[Provided text start]

Source: Investec, Bloomberg
Commoditiy Price Weekly Change 50day-Ave 100day-Ave 200day-Ave
Brent ($/b) 71.27 -1.88 93.31 93.71 78.93
US WTI ($/b) 68.01 -1.22 89.83 88.46 74.28
ICE Gasoil ($/MT) 947.75 40.50 1,068.85 1,096.74 887.98
Jet CIF NWE ($/MT) 967.62 23.95 1,151.56 1,241.45 979.76

Brent traded close to 70 \$/b last week and the market appears increasingly confident that oil will continue to flow out of the Persian Gulf.

Although many operators remain wary of the Strait, some of those who are prepared to use it are carrying out multiple shuttle runs in and out of the Gulf, moving crude to tankers waiting on the other side. This is enabling substantial volumes of crude to move through the Strait in addition to the more typical flows to final destinations. Talks between the US and Iran have also been paused due to the funeral of Iran’s Ayatollah and while that continues there appears to be a limited near-term risk of a further flare-up in hostilities.

Over the weekend, OPEC+ agreed to increase output. The seven countries that agreed to additional voluntary cuts have announced another small monthly increase, as they have done over the last few months. These increases were less relevant while output was constrained, but as oil flows more freely again, their cumulative effect becomes more important. More significantly, while prices remain relatively high, some OPEC+ members, particularly Iraq, are likely to be focused on making up for lost revenue, which could make it harder for Saudi Arabia to maintain discipline. As a consequence, the oil market may experience further downward pressure.

Conditions have been more difficult for middle distillates, such as diesel, where the benefit of falling crude oil prices has been more than offset by increasing challenges for the Russian refining industry following Ukrainian strikes. Russia is usually a significant exporter of refined products such as diesel, but the disruption has become severe enough that it may now need to import some products. Consequently, diesel and jet fuel prices have been rising and remain well above pre-war levels, even six months or a year forward on the curve.

[Provided text end]
[Provided data start]

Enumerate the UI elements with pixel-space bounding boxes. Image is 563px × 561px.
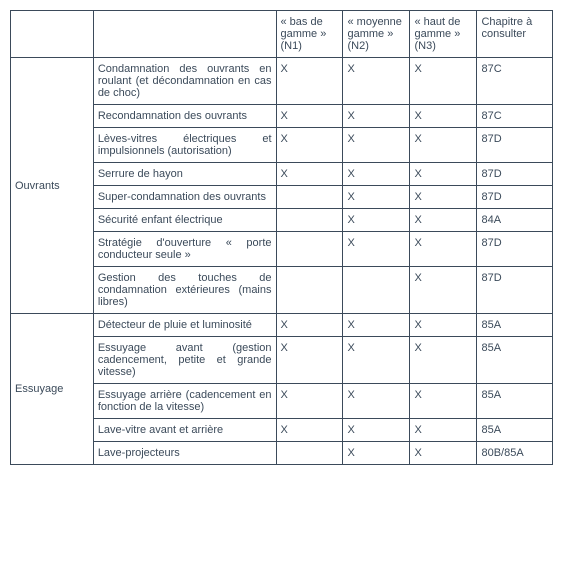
cell-n2: X xyxy=(343,163,410,186)
cell-n2 xyxy=(343,267,410,314)
table-row: Ouvrants Condamnation des ouvrants en ro… xyxy=(11,58,553,105)
cell-n1 xyxy=(276,442,343,465)
cell-chap: 80B/85A xyxy=(477,442,553,465)
cell-n2: X xyxy=(343,186,410,209)
cell-desc: Essuyage arrière (cadencement en fonctio… xyxy=(93,384,276,419)
cell-n2: X xyxy=(343,419,410,442)
cell-desc: Recondamnation des ouvrants xyxy=(93,105,276,128)
cell-n1: X xyxy=(276,58,343,105)
cell-n3: X xyxy=(410,128,477,163)
header-description xyxy=(93,11,276,58)
cell-desc: Lave-projecteurs xyxy=(93,442,276,465)
cell-n3: X xyxy=(410,314,477,337)
cell-n3: X xyxy=(410,105,477,128)
cell-desc: Condamnation des ouvrants en roulant (et… xyxy=(93,58,276,105)
cell-chap: 87D xyxy=(477,267,553,314)
cell-desc: Détecteur de pluie et luminosité xyxy=(93,314,276,337)
cell-n1 xyxy=(276,267,343,314)
cell-n2: X xyxy=(343,442,410,465)
cell-chap: 87D xyxy=(477,128,553,163)
cell-desc: Essuyage avant (gestion cadencement, pet… xyxy=(93,337,276,384)
cell-n3: X xyxy=(410,209,477,232)
cell-chap: 87D xyxy=(477,232,553,267)
cell-n3: X xyxy=(410,442,477,465)
cell-desc: Serrure de hayon xyxy=(93,163,276,186)
cell-desc: Gestion des touches de condamnation exté… xyxy=(93,267,276,314)
cell-chap: 85A xyxy=(477,314,553,337)
cell-chap: 87D xyxy=(477,163,553,186)
header-n2: « moyenne gamme » (N2) xyxy=(343,11,410,58)
cell-n3: X xyxy=(410,58,477,105)
header-category xyxy=(11,11,94,58)
cell-desc: Lave-vitre avant et arrière xyxy=(93,419,276,442)
cell-chap: 85A xyxy=(477,337,553,384)
cell-chap: 85A xyxy=(477,419,553,442)
cell-n2: X xyxy=(343,232,410,267)
cell-desc: Stratégie d'ouverture « porte conducteur… xyxy=(93,232,276,267)
cell-chap: 85A xyxy=(477,384,553,419)
cell-n3: X xyxy=(410,186,477,209)
category-ouvrants: Ouvrants xyxy=(11,58,94,314)
cell-n3: X xyxy=(410,232,477,267)
cell-n1: X xyxy=(276,314,343,337)
cell-n1 xyxy=(276,232,343,267)
feature-table: « bas de gamme » (N1) « moyenne gamme » … xyxy=(10,10,553,465)
cell-n1: X xyxy=(276,337,343,384)
header-n1: « bas de gamme » (N1) xyxy=(276,11,343,58)
cell-n2: X xyxy=(343,128,410,163)
cell-n1 xyxy=(276,209,343,232)
cell-n1: X xyxy=(276,105,343,128)
cell-n3: X xyxy=(410,337,477,384)
cell-n2: X xyxy=(343,58,410,105)
category-essuyage: Essuyage xyxy=(11,314,94,465)
cell-n1 xyxy=(276,186,343,209)
cell-n2: X xyxy=(343,337,410,384)
cell-n1: X xyxy=(276,384,343,419)
header-row: « bas de gamme » (N1) « moyenne gamme » … xyxy=(11,11,553,58)
cell-n1: X xyxy=(276,419,343,442)
header-chapter: Chapitre à consulter xyxy=(477,11,553,58)
cell-n3: X xyxy=(410,384,477,419)
cell-desc: Lèves-vitres électriques et impulsionnel… xyxy=(93,128,276,163)
header-n3: « haut de gamme » (N3) xyxy=(410,11,477,58)
cell-n3: X xyxy=(410,163,477,186)
cell-chap: 84A xyxy=(477,209,553,232)
cell-chap: 87C xyxy=(477,58,553,105)
cell-n3: X xyxy=(410,419,477,442)
cell-chap: 87C xyxy=(477,105,553,128)
cell-n2: X xyxy=(343,384,410,419)
table-row: Essuyage Détecteur de pluie et luminosit… xyxy=(11,314,553,337)
cell-chap: 87D xyxy=(477,186,553,209)
cell-n1: X xyxy=(276,163,343,186)
cell-n2: X xyxy=(343,314,410,337)
cell-desc: Super-condamnation des ouvrants xyxy=(93,186,276,209)
cell-n3: X xyxy=(410,267,477,314)
cell-n2: X xyxy=(343,105,410,128)
cell-desc: Sécurité enfant électrique xyxy=(93,209,276,232)
cell-n2: X xyxy=(343,209,410,232)
cell-n1: X xyxy=(276,128,343,163)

[Provided data end]

== What the task requires ==
Answer these questions using the oil market commentary:
1. Close to what price did Brent trade last week?
2. Which OPEC+ member does the commentary name as likely to focus on making up for lost revenue?
3. What has more than offset the benefit of falling crude oil prices for middle distillates?

== Task output ==
1. Close to 70 $/b.
2. Iraq.
3. Increasing challenges for the Russian refining industry following Ukrainian strikes.